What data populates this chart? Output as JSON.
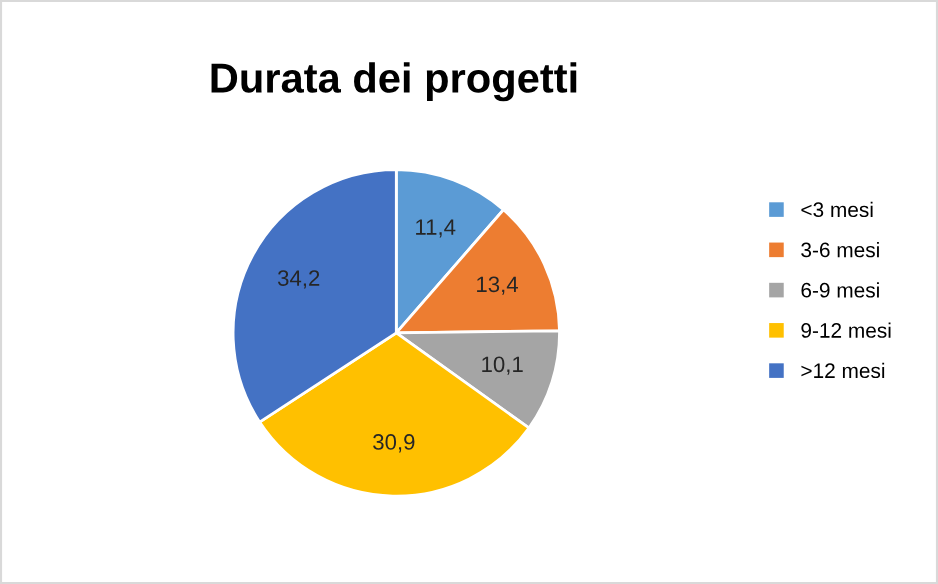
{
  "chart_data": {
    "type": "pie",
    "title": "Durata dei progetti",
    "categories": [
      "<3 mesi",
      "3-6 mesi",
      "6-9 mesi",
      "9-12 mesi",
      ">12 mesi"
    ],
    "values": [
      11.4,
      13.4,
      10.1,
      30.9,
      34.2
    ],
    "colors": [
      "#5b9bd5",
      "#ed7d31",
      "#a5a5a5",
      "#ffc000",
      "#4472c4"
    ],
    "value_labels": [
      "11,4",
      "13,4",
      "10,1",
      "30,9",
      "34,2"
    ],
    "legend": "right"
  }
}
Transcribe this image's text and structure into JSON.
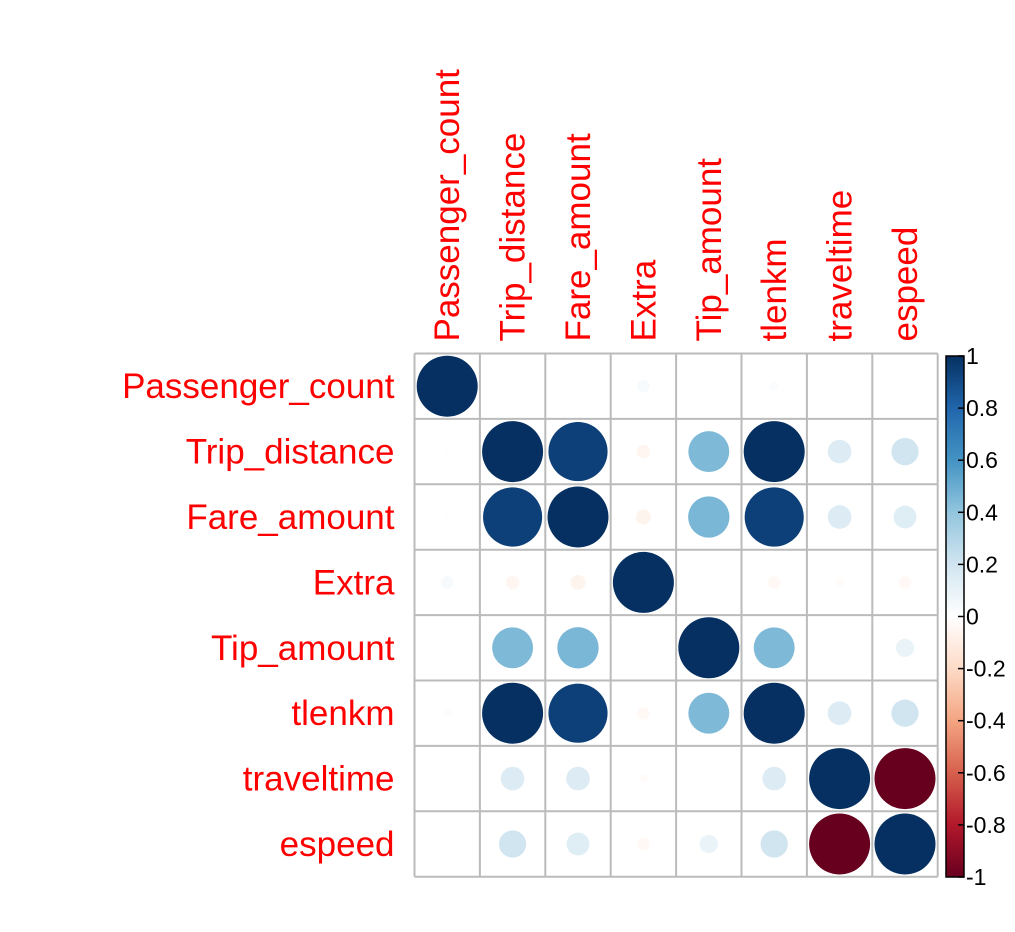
{
  "chart_data": {
    "type": "heatmap",
    "style": "corrplot-circle",
    "variables": [
      "Passenger_count",
      "Trip_distance",
      "Fare_amount",
      "Extra",
      "Tip_amount",
      "tlenkm",
      "traveltime",
      "espeed"
    ],
    "matrix": [
      [
        1.0,
        0.01,
        0.01,
        0.04,
        0.0,
        0.02,
        0.0,
        0.0
      ],
      [
        0.01,
        1.0,
        0.94,
        -0.05,
        0.45,
        1.0,
        0.15,
        0.2
      ],
      [
        0.01,
        0.94,
        1.0,
        -0.06,
        0.46,
        0.94,
        0.15,
        0.14
      ],
      [
        0.04,
        -0.05,
        -0.06,
        1.0,
        0.0,
        -0.04,
        -0.02,
        -0.04
      ],
      [
        0.0,
        0.45,
        0.46,
        0.0,
        1.0,
        0.45,
        0.01,
        0.09
      ],
      [
        0.02,
        1.0,
        0.94,
        -0.04,
        0.45,
        1.0,
        0.15,
        0.2
      ],
      [
        0.0,
        0.15,
        0.15,
        -0.02,
        0.01,
        0.15,
        1.0,
        -1.0
      ],
      [
        0.0,
        0.2,
        0.14,
        -0.04,
        0.09,
        0.2,
        -1.0,
        1.0
      ]
    ],
    "colorbar": {
      "ticks": [
        "1",
        "0.8",
        "0.6",
        "0.4",
        "0.2",
        "0",
        "-0.2",
        "-0.4",
        "-0.6",
        "-0.8",
        "-1"
      ],
      "range": [
        -1,
        1
      ]
    },
    "colors": {
      "label": "#ff0000",
      "grid": "#bbbbbb",
      "palette": [
        "#67001f",
        "#b2182b",
        "#d6604d",
        "#f4a582",
        "#fddbc7",
        "#ffffff",
        "#d1e5f0",
        "#92c5de",
        "#4393c3",
        "#2166ac",
        "#053061"
      ]
    }
  }
}
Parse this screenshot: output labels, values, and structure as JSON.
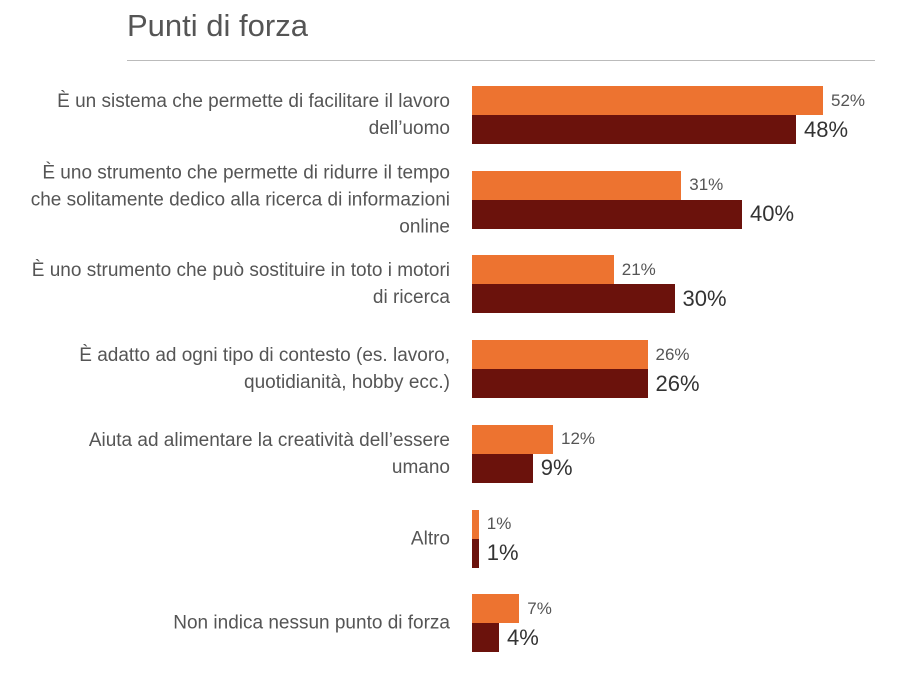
{
  "chart_data": {
    "type": "bar",
    "orientation": "horizontal",
    "title": "Punti di forza",
    "categories": [
      "È un sistema che permette di facilitare il lavoro dell’uomo",
      "È uno strumento che permette di ridurre il tempo che solitamente dedico alla ricerca di informazioni online",
      "È uno strumento che può sostituire in toto i motori di ricerca",
      "È adatto ad ogni tipo di contesto (es. lavoro, quotidianità, hobby ecc.)",
      "Aiuta ad alimentare la creatività dell’essere umano",
      "Altro",
      "Non indica nessun punto di forza"
    ],
    "series": [
      {
        "color": "#ed7330",
        "values": [
          52,
          31,
          21,
          26,
          12,
          1,
          7
        ],
        "value_labels": [
          "52%",
          "31%",
          "21%",
          "26%",
          "12%",
          "1%",
          "7%"
        ]
      },
      {
        "color": "#6b120c",
        "values": [
          48,
          40,
          30,
          26,
          9,
          1,
          4
        ],
        "value_labels": [
          "48%",
          "40%",
          "30%",
          "26%",
          "9%",
          "1%",
          "4%"
        ]
      }
    ]
  }
}
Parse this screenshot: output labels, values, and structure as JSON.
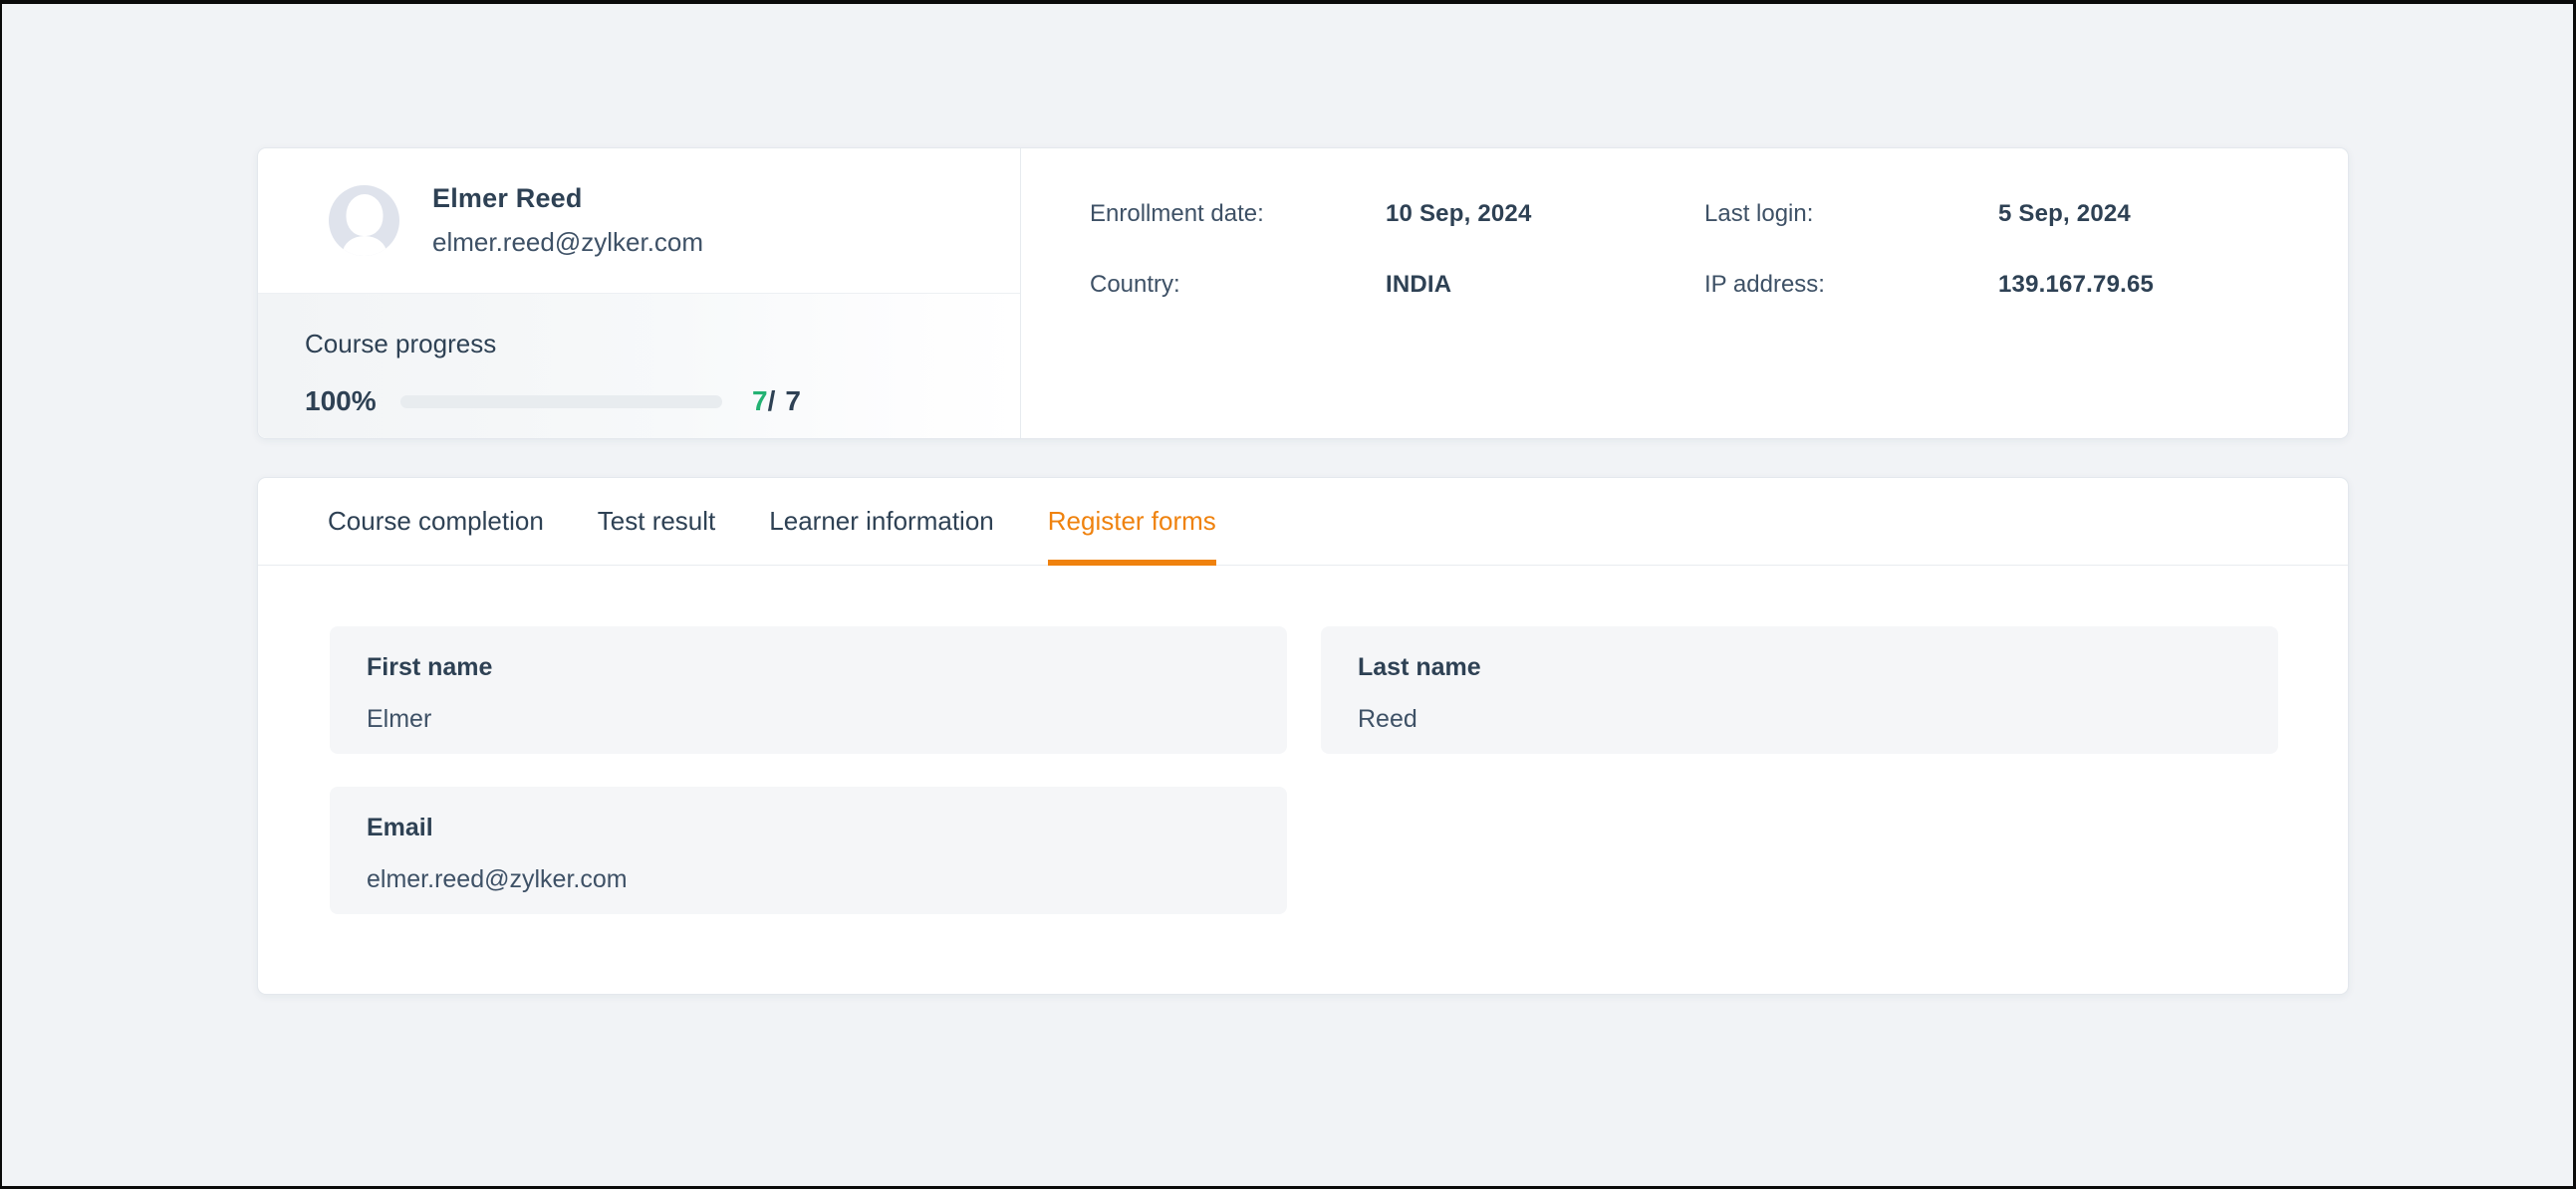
{
  "theme": {
    "accent-orange": "#ef820e",
    "progress-green": "#23b273",
    "text-dark": "#2e4154",
    "text-regular": "#3e5166",
    "page-bg": "#f1f3f6"
  },
  "profile_card": {
    "name": "Elmer Reed",
    "email": "elmer.reed@zylker.com",
    "progress": {
      "label": "Course progress",
      "percent": "100%",
      "percent_value": 100,
      "completed": "7",
      "separator": "/",
      "total": "7",
      "bar_color": "#23b273"
    },
    "details": [
      {
        "label": "Enrollment date:",
        "value": "10 Sep, 2024"
      },
      {
        "label": "Last login:",
        "value": "5 Sep, 2024"
      },
      {
        "label": "Country:",
        "value": "INDIA"
      },
      {
        "label": "IP address:",
        "value": "139.167.79.65"
      }
    ]
  },
  "tabs": {
    "items": [
      {
        "label": "Course completion",
        "active": false
      },
      {
        "label": "Test result",
        "active": false
      },
      {
        "label": "Learner information",
        "active": false
      },
      {
        "label": "Register forms",
        "active": true
      }
    ],
    "active_color": "#ef820e"
  },
  "register_form": {
    "fields": [
      {
        "label": "First name",
        "value": "Elmer"
      },
      {
        "label": "Last name",
        "value": "Reed"
      },
      {
        "label": "Email",
        "value": "elmer.reed@zylker.com"
      }
    ]
  }
}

........

Short exercise:
Skip the pictures, then retype every line above exactly.

Completed exercise:
What data populates this chart? Output as JSON.
{
  "chart_data": {
    "type": "pie",
    "title": "Durata dei progetti",
    "categories": [
      "<3 mesi",
      "3-6 mesi",
      "6-9 mesi",
      "9-12 mesi",
      ">12 mesi"
    ],
    "values": [
      11.4,
      13.4,
      10.1,
      30.9,
      34.2
    ],
    "colors": [
      "#5b9bd5",
      "#ed7d31",
      "#a5a5a5",
      "#ffc000",
      "#4472c4"
    ],
    "value_labels": [
      "11,4",
      "13,4",
      "10,1",
      "30,9",
      "34,2"
    ],
    "legend": "right"
  }
}
Transcribe this image's text and structure into JSON.
{
  "chart_data": {
    "type": "heatmap",
    "style": "corrplot-circle",
    "variables": [
      "Passenger_count",
      "Trip_distance",
      "Fare_amount",
      "Extra",
      "Tip_amount",
      "tlenkm",
      "traveltime",
      "espeed"
    ],
    "matrix": [
      [
        1.0,
        0.01,
        0.01,
        0.04,
        0.0,
        0.02,
        0.0,
        0.0
      ],
      [
        0.01,
        1.0,
        0.94,
        -0.05,
        0.45,
        1.0,
        0.15,
        0.2
      ],
      [
        0.01,
        0.94,
        1.0,
        -0.06,
        0.46,
        0.94,
        0.15,
        0.14
      ],
      [
        0.04,
        -0.05,
        -0.06,
        1.0,
        0.0,
        -0.04,
        -0.02,
        -0.04
      ],
      [
        0.0,
        0.45,
        0.46,
        0.0,
        1.0,
        0.45,
        0.01,
        0.09
      ],
      [
        0.02,
        1.0,
        0.94,
        -0.04,
        0.45,
        1.0,
        0.15,
        0.2
      ],
      [
        0.0,
        0.15,
        0.15,
        -0.02,
        0.01,
        0.15,
        1.0,
        -1.0
      ],
      [
        0.0,
        0.2,
        0.14,
        -0.04,
        0.09,
        0.2,
        -1.0,
        1.0
      ]
    ],
    "colorbar": {
      "ticks": [
        "1",
        "0.8",
        "0.6",
        "0.4",
        "0.2",
        "0",
        "-0.2",
        "-0.4",
        "-0.6",
        "-0.8",
        "-1"
      ],
      "range": [
        -1,
        1
      ]
    },
    "colors": {
      "label": "#ff0000",
      "grid": "#bbbbbb",
      "palette": [
        "#67001f",
        "#b2182b",
        "#d6604d",
        "#f4a582",
        "#fddbc7",
        "#ffffff",
        "#d1e5f0",
        "#92c5de",
        "#4393c3",
        "#2166ac",
        "#053061"
      ]
    }
  }
}
Parse this screenshot: output labels, values, and structure as JSON.
{
  "chart_data": {
    "type": "bar",
    "orientation": "horizontal",
    "title": "Punti di forza",
    "categories": [
      "È un sistema che permette di facilitare il lavoro dell’uomo",
      "È uno strumento che permette di ridurre il tempo che solitamente dedico alla ricerca di informazioni online",
      "È uno strumento che può sostituire in toto i motori di ricerca",
      "È adatto ad ogni tipo di contesto (es. lavoro, quotidianità, hobby ecc.)",
      "Aiuta ad alimentare la creatività dell’essere umano",
      "Altro",
      "Non indica nessun punto di forza"
    ],
    "series": [
      {
        "color": "#ed7330",
        "values": [
          52,
          31,
          21,
          26,
          12,
          1,
          7
        ],
        "value_labels": [
          "52%",
          "31%",
          "21%",
          "26%",
          "12%",
          "1%",
          "7%"
        ]
      },
      {
        "color": "#6b120c",
        "values": [
          48,
          40,
          30,
          26,
          9,
          1,
          4
        ],
        "value_labels": [
          "48%",
          "40%",
          "30%",
          "26%",
          "9%",
          "1%",
          "4%"
        ]
      }
    ]
  }
}
Parse this screenshot: output labels, values, and structure as JSON.
{
  "theme": {
    "accent-orange": "#ef820e",
    "progress-green": "#23b273",
    "text-dark": "#2e4154",
    "text-regular": "#3e5166",
    "page-bg": "#f1f3f6"
  },
  "profile_card": {
    "name": "Elmer Reed",
    "email": "elmer.reed@zylker.com",
    "progress": {
      "label": "Course progress",
      "percent": "100%",
      "percent_value": 100,
      "completed": "7",
      "separator": "/",
      "total": "7",
      "bar_color": "#23b273"
    },
    "details": [
      {
        "label": "Enrollment date:",
        "value": "10 Sep, 2024"
      },
      {
        "label": "Last login:",
        "value": "5 Sep, 2024"
      },
      {
        "label": "Country:",
        "value": "INDIA"
      },
      {
        "label": "IP address:",
        "value": "139.167.79.65"
      }
    ]
  },
  "tabs": {
    "items": [
      {
        "label": "Course completion",
        "active": false
      },
      {
        "label": "Test result",
        "active": false
      },
      {
        "label": "Learner information",
        "active": false
      },
      {
        "label": "Register forms",
        "active": true
      }
    ],
    "active_color": "#ef820e"
  },
  "register_form": {
    "fields": [
      {
        "label": "First name",
        "value": "Elmer"
      },
      {
        "label": "Last name",
        "value": "Reed"
      },
      {
        "label": "Email",
        "value": "elmer.reed@zylker.com"
      }
    ]
  }
}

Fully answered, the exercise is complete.